▸ **Dataset records on visual material**
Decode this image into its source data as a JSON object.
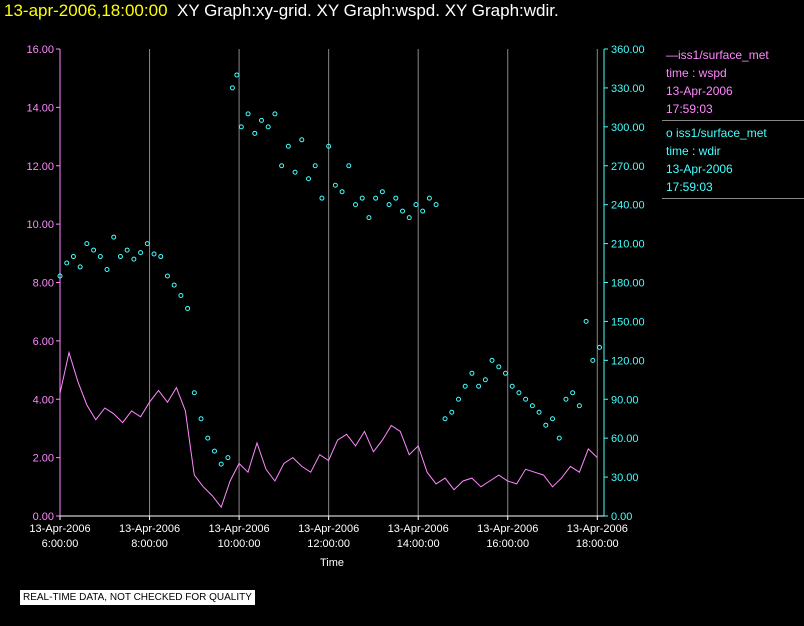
{
  "title": {
    "timestamp": "13-apr-2006,18:00:00",
    "graphs": "XY Graph:xy-grid.  XY Graph:wspd.  XY Graph:wdir."
  },
  "legend": [
    {
      "line1": "—iss1/surface_met",
      "line2": "time : wspd",
      "line3": "13-Apr-2006",
      "line4": "17:59:03",
      "color": "#ff88ff"
    },
    {
      "line1": "o  iss1/surface_met",
      "line2": "time : wdir",
      "line3": "13-Apr-2006",
      "line4": "17:59:03",
      "color": "#44ffff"
    }
  ],
  "disclaimer": "REAL-TIME DATA, NOT CHECKED FOR QUALITY",
  "chart_data": {
    "type": "line",
    "xlabel": "Time",
    "xlim": [
      6.0,
      18.15
    ],
    "x_ticks": [
      6,
      8,
      10,
      12,
      14,
      16,
      18
    ],
    "x_tick_labels": [
      [
        "13-Apr-2006",
        "6:00:00"
      ],
      [
        "13-Apr-2006",
        "8:00:00"
      ],
      [
        "13-Apr-2006",
        "10:00:00"
      ],
      [
        "13-Apr-2006",
        "12:00:00"
      ],
      [
        "13-Apr-2006",
        "14:00:00"
      ],
      [
        "13-Apr-2006",
        "16:00:00"
      ],
      [
        "13-Apr-2006",
        "18:00:00"
      ]
    ],
    "y_left": {
      "lim": [
        0,
        16
      ],
      "ticks": [
        "0.00",
        "2.00",
        "4.00",
        "6.00",
        "8.00",
        "10.00",
        "12.00",
        "14.00",
        "16.00"
      ],
      "color": "#ff88ff"
    },
    "y_right": {
      "lim": [
        0,
        360
      ],
      "ticks": [
        "0.00",
        "30.00",
        "60.00",
        "90.00",
        "120.00",
        "150.00",
        "180.00",
        "210.00",
        "240.00",
        "270.00",
        "300.00",
        "330.00",
        "360.00"
      ],
      "color": "#44ffff"
    },
    "grid": "vertical",
    "series": [
      {
        "name": "time : wspd",
        "style": "line",
        "axis": "left",
        "color": "#ff88ff",
        "x": [
          6.0,
          6.2,
          6.4,
          6.6,
          6.8,
          7.0,
          7.2,
          7.4,
          7.6,
          7.8,
          8.0,
          8.2,
          8.4,
          8.6,
          8.8,
          8.9,
          9.0,
          9.2,
          9.4,
          9.6,
          9.8,
          10.0,
          10.2,
          10.4,
          10.6,
          10.8,
          11.0,
          11.2,
          11.4,
          11.6,
          11.8,
          12.0,
          12.2,
          12.4,
          12.6,
          12.8,
          13.0,
          13.2,
          13.4,
          13.6,
          13.8,
          14.0,
          14.2,
          14.4,
          14.6,
          14.8,
          15.0,
          15.2,
          15.4,
          15.6,
          15.8,
          16.0,
          16.2,
          16.4,
          16.6,
          16.8,
          17.0,
          17.2,
          17.4,
          17.6,
          17.8,
          18.0
        ],
        "y": [
          4.2,
          5.6,
          4.6,
          3.8,
          3.3,
          3.7,
          3.5,
          3.2,
          3.6,
          3.4,
          3.9,
          4.3,
          3.9,
          4.4,
          3.6,
          2.5,
          1.4,
          1.0,
          0.7,
          0.3,
          1.2,
          1.8,
          1.5,
          2.5,
          1.6,
          1.2,
          1.8,
          2.0,
          1.7,
          1.5,
          2.1,
          1.9,
          2.6,
          2.8,
          2.4,
          2.9,
          2.2,
          2.6,
          3.1,
          2.9,
          2.1,
          2.4,
          1.5,
          1.1,
          1.3,
          0.9,
          1.2,
          1.3,
          1.0,
          1.2,
          1.4,
          1.2,
          1.1,
          1.6,
          1.5,
          1.4,
          1.0,
          1.3,
          1.7,
          1.5,
          2.3,
          2.0
        ]
      },
      {
        "name": "time : wdir",
        "style": "markers",
        "axis": "right",
        "color": "#44ffff",
        "x": [
          6.0,
          6.15,
          6.3,
          6.45,
          6.6,
          6.75,
          6.9,
          7.05,
          7.2,
          7.35,
          7.5,
          7.65,
          7.8,
          7.95,
          8.1,
          8.25,
          8.4,
          8.55,
          8.7,
          8.85,
          9.0,
          9.15,
          9.3,
          9.45,
          9.6,
          9.75,
          9.85,
          9.95,
          10.05,
          10.2,
          10.35,
          10.5,
          10.65,
          10.8,
          10.95,
          11.1,
          11.25,
          11.4,
          11.55,
          11.7,
          11.85,
          12.0,
          12.15,
          12.3,
          12.45,
          12.6,
          12.75,
          12.9,
          13.05,
          13.2,
          13.35,
          13.5,
          13.65,
          13.8,
          13.95,
          14.1,
          14.25,
          14.4,
          14.6,
          14.75,
          14.9,
          15.05,
          15.2,
          15.35,
          15.5,
          15.65,
          15.8,
          15.95,
          16.1,
          16.25,
          16.4,
          16.55,
          16.7,
          16.85,
          17.0,
          17.15,
          17.3,
          17.45,
          17.6,
          17.75,
          17.9,
          18.05
        ],
        "y": [
          185,
          195,
          200,
          192,
          210,
          205,
          200,
          190,
          215,
          200,
          205,
          198,
          203,
          210,
          202,
          200,
          185,
          178,
          170,
          160,
          95,
          75,
          60,
          50,
          40,
          45,
          330,
          340,
          300,
          310,
          295,
          305,
          300,
          310,
          270,
          285,
          265,
          290,
          260,
          270,
          245,
          285,
          255,
          250,
          270,
          240,
          245,
          230,
          245,
          250,
          240,
          245,
          235,
          230,
          240,
          235,
          245,
          240,
          75,
          80,
          90,
          100,
          110,
          100,
          105,
          120,
          115,
          110,
          100,
          95,
          90,
          85,
          80,
          70,
          75,
          60,
          90,
          95,
          85,
          150,
          120,
          130
        ]
      }
    ]
  }
}
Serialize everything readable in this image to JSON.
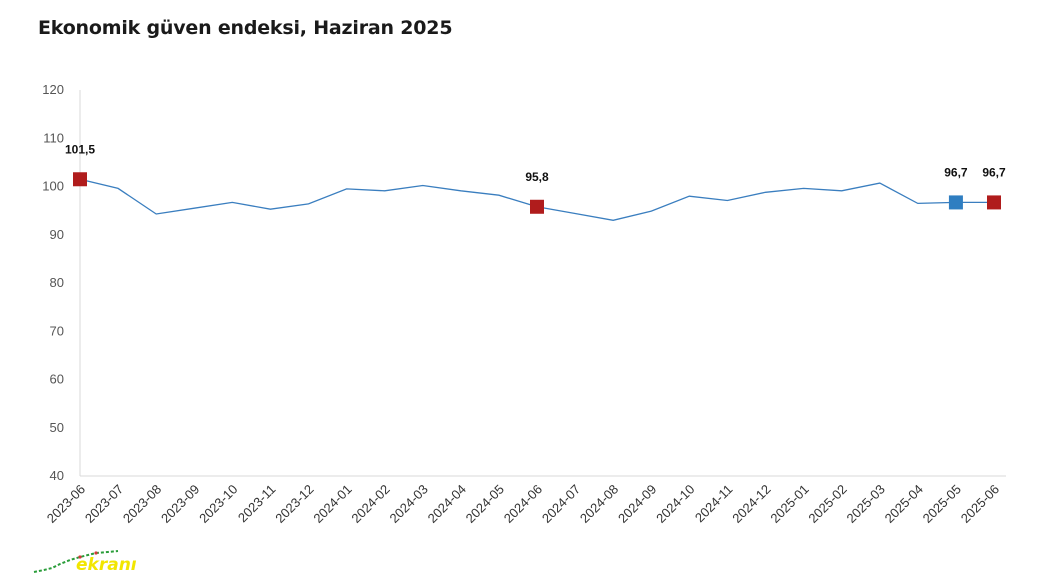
{
  "chart_data": {
    "type": "line",
    "title": "Ekonomik güven endeksi, Haziran 2025",
    "xlabel": "",
    "ylabel": "",
    "ylim": [
      40,
      120
    ],
    "yticks": [
      40,
      50,
      60,
      70,
      80,
      90,
      100,
      110,
      120
    ],
    "grid": false,
    "legend": "none",
    "categories": [
      "2023-06",
      "2023-07",
      "2023-08",
      "2023-09",
      "2023-10",
      "2023-11",
      "2023-12",
      "2024-01",
      "2024-02",
      "2024-03",
      "2024-04",
      "2024-05",
      "2024-06",
      "2024-07",
      "2024-08",
      "2024-09",
      "2024-10",
      "2024-11",
      "2024-12",
      "2025-01",
      "2025-02",
      "2025-03",
      "2025-04",
      "2025-05",
      "2025-06"
    ],
    "series": [
      {
        "values": [
          101.5,
          99.6,
          94.3,
          95.5,
          96.7,
          95.3,
          96.4,
          99.5,
          99.1,
          100.2,
          99.1,
          98.2,
          95.8,
          94.4,
          93.0,
          94.9,
          98.0,
          97.1,
          98.8,
          99.6,
          99.1,
          100.7,
          96.5,
          96.7,
          96.7
        ],
        "color": "#3a7ebf"
      }
    ],
    "markers": [
      {
        "category": "2023-06",
        "value": 101.5,
        "label": "101,5",
        "color": "#b01c1c"
      },
      {
        "category": "2024-06",
        "value": 95.8,
        "label": "95,8",
        "color": "#b01c1c"
      },
      {
        "category": "2025-05",
        "value": 96.7,
        "label": "96,7",
        "color": "#2f7ec1"
      },
      {
        "category": "2025-06",
        "value": 96.7,
        "label": "96,7",
        "color": "#b01c1c"
      }
    ]
  },
  "watermark": {
    "text": "ekranı",
    "color": "#f2e600"
  }
}
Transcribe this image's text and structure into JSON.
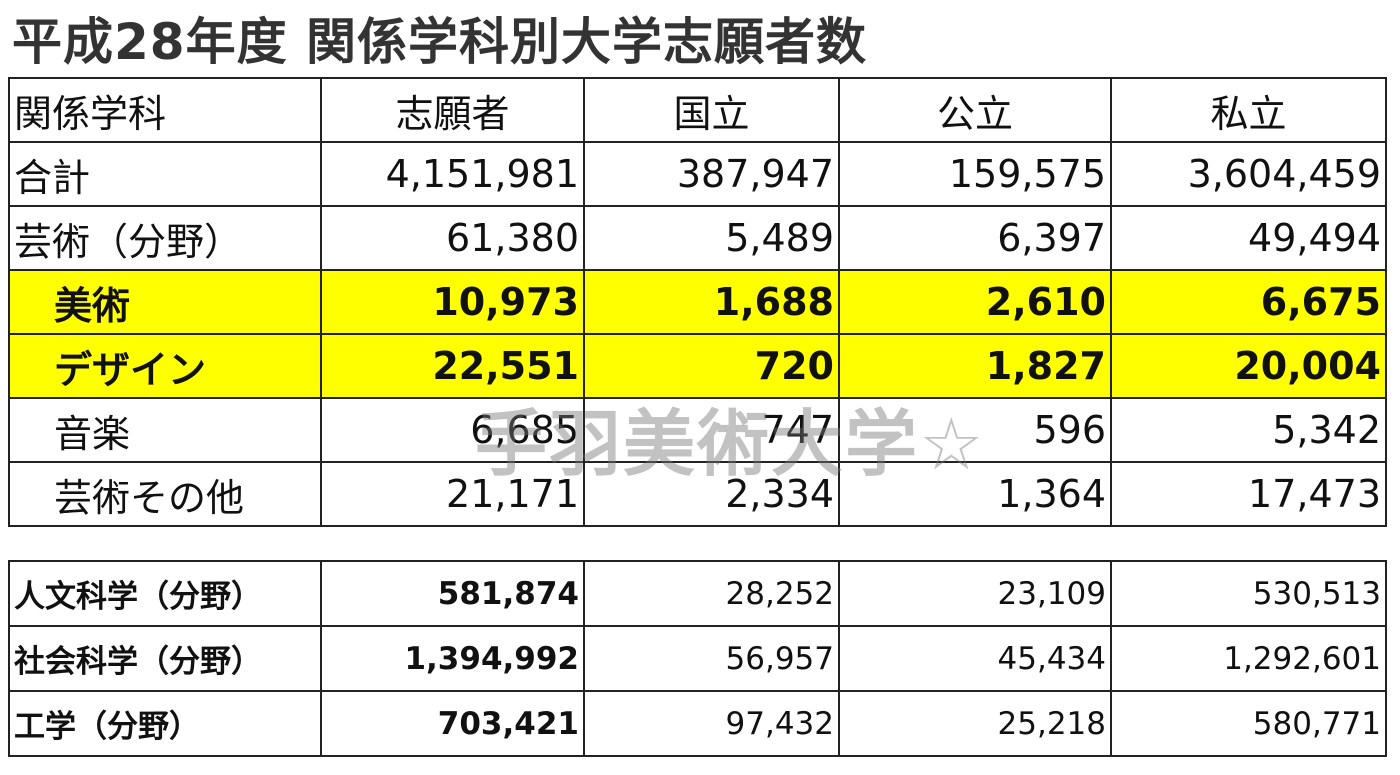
{
  "title": "平成28年度 関係学科別大学志願者数",
  "watermark": "手羽美術大学☆",
  "table": {
    "header": [
      "関係学科",
      "志願者",
      "国立",
      "公立",
      "私立"
    ],
    "rows": [
      [
        "合計",
        "4,151,981",
        "387,947",
        "159,575",
        "3,604,459"
      ],
      [
        "芸術（分野）",
        "61,380",
        "5,489",
        "6,397",
        "49,494"
      ],
      [
        "美術",
        "10,973",
        "1,688",
        "2,610",
        "6,675"
      ],
      [
        "デザイン",
        "22,551",
        "720",
        "1,827",
        "20,004"
      ],
      [
        "音楽",
        "6,685",
        "747",
        "596",
        "5,342"
      ],
      [
        "芸術その他",
        "21,171",
        "2,334",
        "1,364",
        "17,473"
      ]
    ]
  },
  "table2": {
    "rows": [
      [
        "人文科学（分野）",
        "581,874",
        "28,252",
        "23,109",
        "530,513"
      ],
      [
        "社会科学（分野）",
        "1,394,992",
        "56,957",
        "45,434",
        "1,292,601"
      ],
      [
        "工学（分野）",
        "703,421",
        "97,432",
        "25,218",
        "580,771"
      ]
    ]
  }
}
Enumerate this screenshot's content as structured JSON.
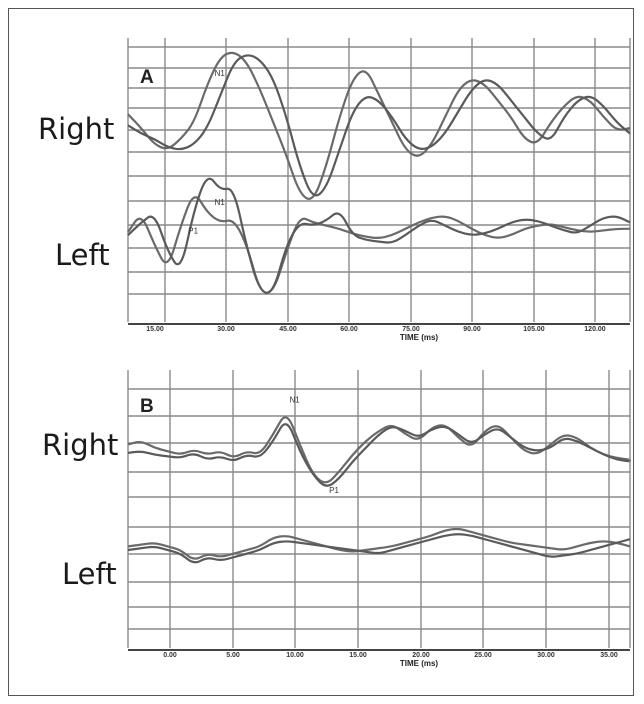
{
  "chart_data": [
    {
      "type": "line",
      "panel": "A",
      "xlabel": "TIME (ms)",
      "ticks": [
        "15.00",
        "30.00",
        "45.00",
        "60.00",
        "75.00",
        "90.00",
        "105.00",
        "120.00"
      ],
      "x": [
        10,
        13,
        16,
        19,
        22,
        25,
        28,
        31,
        34,
        37,
        40,
        43,
        46,
        49,
        52,
        55,
        58,
        61,
        64,
        67,
        70,
        73,
        76,
        79,
        82,
        85,
        88,
        91,
        94,
        97,
        100,
        103,
        106,
        109,
        112,
        115,
        118,
        121,
        124
      ],
      "traces": [
        {
          "label": "Right",
          "peaks": [
            {
              "name": "N1",
              "x": 29
            }
          ],
          "series": [
            {
              "values": [
                0.25,
                0.0,
                -0.3,
                -0.4,
                -0.2,
                0.1,
                0.8,
                1.3,
                1.4,
                1.2,
                0.7,
                0.1,
                -0.5,
                -1.2,
                -1.35,
                -0.7,
                0.2,
                0.9,
                1.1,
                0.6,
                0.1,
                -0.4,
                -0.55,
                -0.3,
                0.2,
                0.7,
                0.9,
                0.8,
                0.5,
                0.2,
                -0.2,
                -0.3,
                0.1,
                0.4,
                0.6,
                0.5,
                0.2,
                -0.05,
                0.0
              ]
            },
            {
              "values": [
                0.05,
                -0.1,
                -0.2,
                -0.35,
                -0.4,
                -0.3,
                0.0,
                0.6,
                1.2,
                1.35,
                1.25,
                0.9,
                0.2,
                -0.7,
                -1.3,
                -1.1,
                -0.4,
                0.3,
                0.6,
                0.5,
                0.2,
                -0.2,
                -0.4,
                -0.35,
                -0.1,
                0.3,
                0.7,
                0.9,
                0.8,
                0.5,
                0.2,
                -0.1,
                -0.25,
                0.2,
                0.5,
                0.6,
                0.4,
                0.1,
                -0.1
              ]
            }
          ]
        },
        {
          "label": "Left",
          "peaks": [
            {
              "name": "N1",
              "x": 29
            },
            {
              "name": "P1",
              "x": 23
            }
          ],
          "series": [
            {
              "values": [
                0.0,
                0.6,
                -0.4,
                -1.2,
                0.2,
                1.3,
                0.6,
                0.3,
                0.4,
                -0.4,
                -1.9,
                -1.9,
                -0.6,
                0.5,
                0.3,
                0.2,
                0.1,
                -0.05,
                -0.15,
                -0.2,
                -0.1,
                0.1,
                0.3,
                0.45,
                0.5,
                0.35,
                0.1,
                -0.1,
                -0.2,
                -0.1,
                0.1,
                0.2,
                0.25,
                0.15,
                0.05,
                0.0,
                0.05,
                0.1,
                0.1
              ]
            },
            {
              "values": [
                -0.1,
                0.3,
                0.6,
                -0.6,
                -1.25,
                0.7,
                1.85,
                1.3,
                1.4,
                -0.5,
                -1.9,
                -1.9,
                -0.4,
                0.3,
                0.2,
                0.35,
                0.7,
                -0.1,
                -0.25,
                -0.3,
                -0.35,
                -0.1,
                0.2,
                0.4,
                0.2,
                0.0,
                -0.1,
                -0.05,
                0.1,
                0.3,
                0.4,
                0.35,
                0.2,
                0.05,
                -0.05,
                0.2,
                0.45,
                0.5,
                0.3
              ]
            }
          ]
        }
      ]
    },
    {
      "type": "line",
      "panel": "B",
      "xlabel": "TIME (ms)",
      "ticks": [
        "0.00",
        "5.00",
        "10.00",
        "15.00",
        "20.00",
        "25.00",
        "30.00",
        "35.00"
      ],
      "x": [
        -2,
        -1,
        0,
        1,
        2,
        3,
        4,
        5,
        6,
        7,
        8,
        9,
        10,
        11,
        12,
        13,
        14,
        15,
        16,
        17,
        18,
        19,
        20,
        21,
        22,
        23,
        24,
        25,
        26,
        27,
        28,
        29,
        30,
        31,
        32,
        33,
        34,
        35,
        36
      ],
      "traces": [
        {
          "label": "Right",
          "peaks": [
            {
              "name": "N1",
              "x": 10
            },
            {
              "name": "P1",
              "x": 13
            }
          ],
          "series": [
            {
              "values": [
                0.4,
                0.5,
                0.3,
                0.2,
                0.1,
                0.25,
                0.1,
                0.2,
                0.0,
                0.2,
                0.1,
                0.7,
                1.4,
                0.4,
                -0.5,
                -0.8,
                -0.4,
                0.1,
                0.5,
                0.8,
                1.0,
                0.7,
                0.5,
                0.9,
                1.0,
                0.6,
                0.3,
                0.8,
                1.0,
                0.6,
                0.2,
                0.1,
                0.4,
                0.7,
                0.6,
                0.3,
                0.1,
                0.0,
                -0.05
              ]
            },
            {
              "values": [
                0.15,
                0.2,
                0.1,
                0.05,
                0.0,
                0.15,
                -0.05,
                0.05,
                -0.1,
                0.1,
                0.0,
                0.5,
                1.2,
                0.2,
                -0.5,
                -0.9,
                -0.6,
                -0.1,
                0.3,
                0.7,
                0.95,
                0.8,
                0.6,
                0.85,
                0.95,
                0.7,
                0.4,
                0.7,
                0.9,
                0.6,
                0.3,
                0.2,
                0.3,
                0.6,
                0.5,
                0.3,
                0.1,
                -0.05,
                -0.1
              ]
            }
          ]
        },
        {
          "label": "Left",
          "series": [
            {
              "values": [
                0.1,
                0.15,
                0.2,
                0.1,
                0.0,
                -0.3,
                -0.1,
                -0.2,
                -0.1,
                0.0,
                0.1,
                0.35,
                0.4,
                0.3,
                0.2,
                0.1,
                0.0,
                -0.05,
                0.0,
                0.05,
                0.1,
                0.2,
                0.3,
                0.4,
                0.55,
                0.6,
                0.5,
                0.4,
                0.3,
                0.2,
                0.15,
                0.1,
                0.05,
                0.0,
                0.1,
                0.2,
                0.25,
                0.2,
                0.1
              ]
            },
            {
              "values": [
                0.0,
                0.05,
                0.1,
                0.0,
                -0.1,
                -0.4,
                -0.2,
                -0.3,
                -0.2,
                -0.1,
                0.0,
                0.2,
                0.25,
                0.2,
                0.15,
                0.1,
                0.05,
                0.0,
                -0.05,
                -0.1,
                0.0,
                0.1,
                0.2,
                0.3,
                0.4,
                0.45,
                0.4,
                0.3,
                0.2,
                0.1,
                0.0,
                -0.1,
                -0.2,
                -0.15,
                -0.1,
                0.0,
                0.1,
                0.2,
                0.3
              ]
            }
          ]
        }
      ]
    }
  ]
}
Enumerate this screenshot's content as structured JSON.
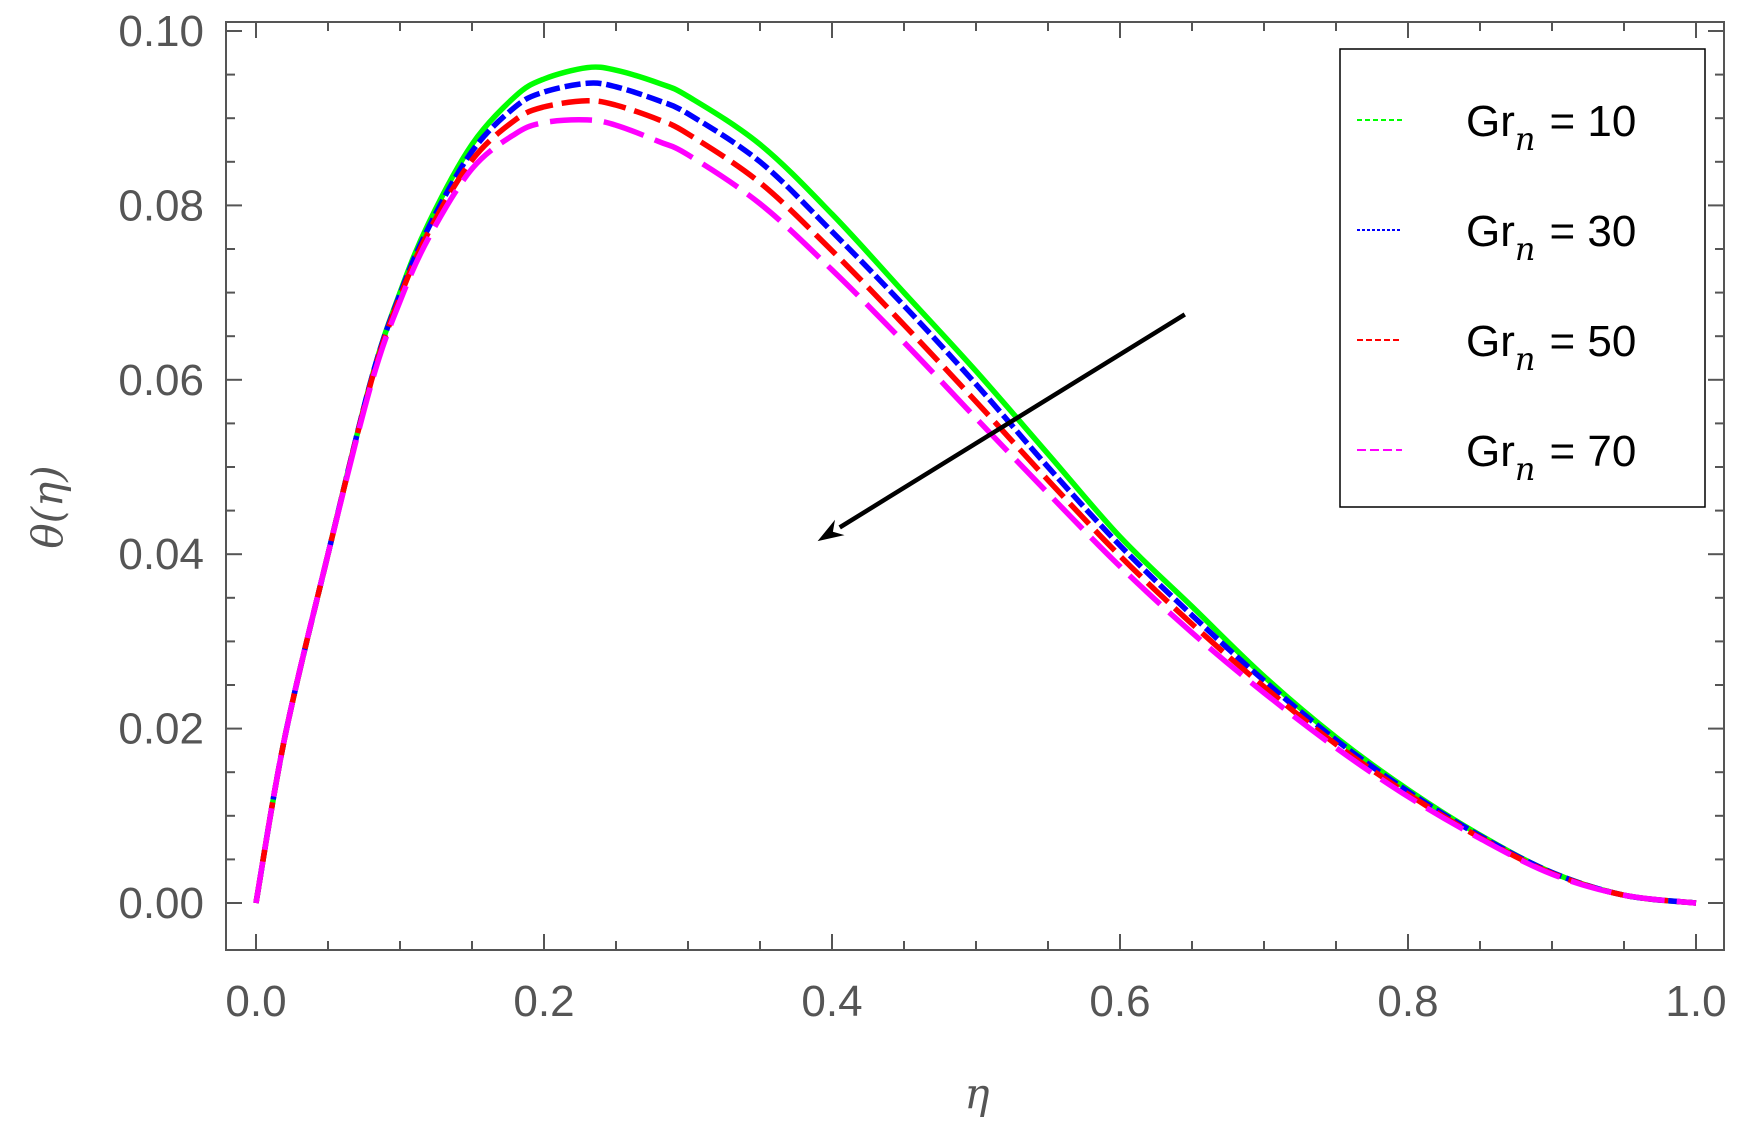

▸ **Your task**
From the listing above, pick out each line where the word "wspd" appears.

▸ **Response to this exercise**
    "graphs": "XY Graph:xy-grid.  XY Graph:wspd.  XY Graph:wdir."
      "line2": "time : wspd",
        "name": "time : wspd",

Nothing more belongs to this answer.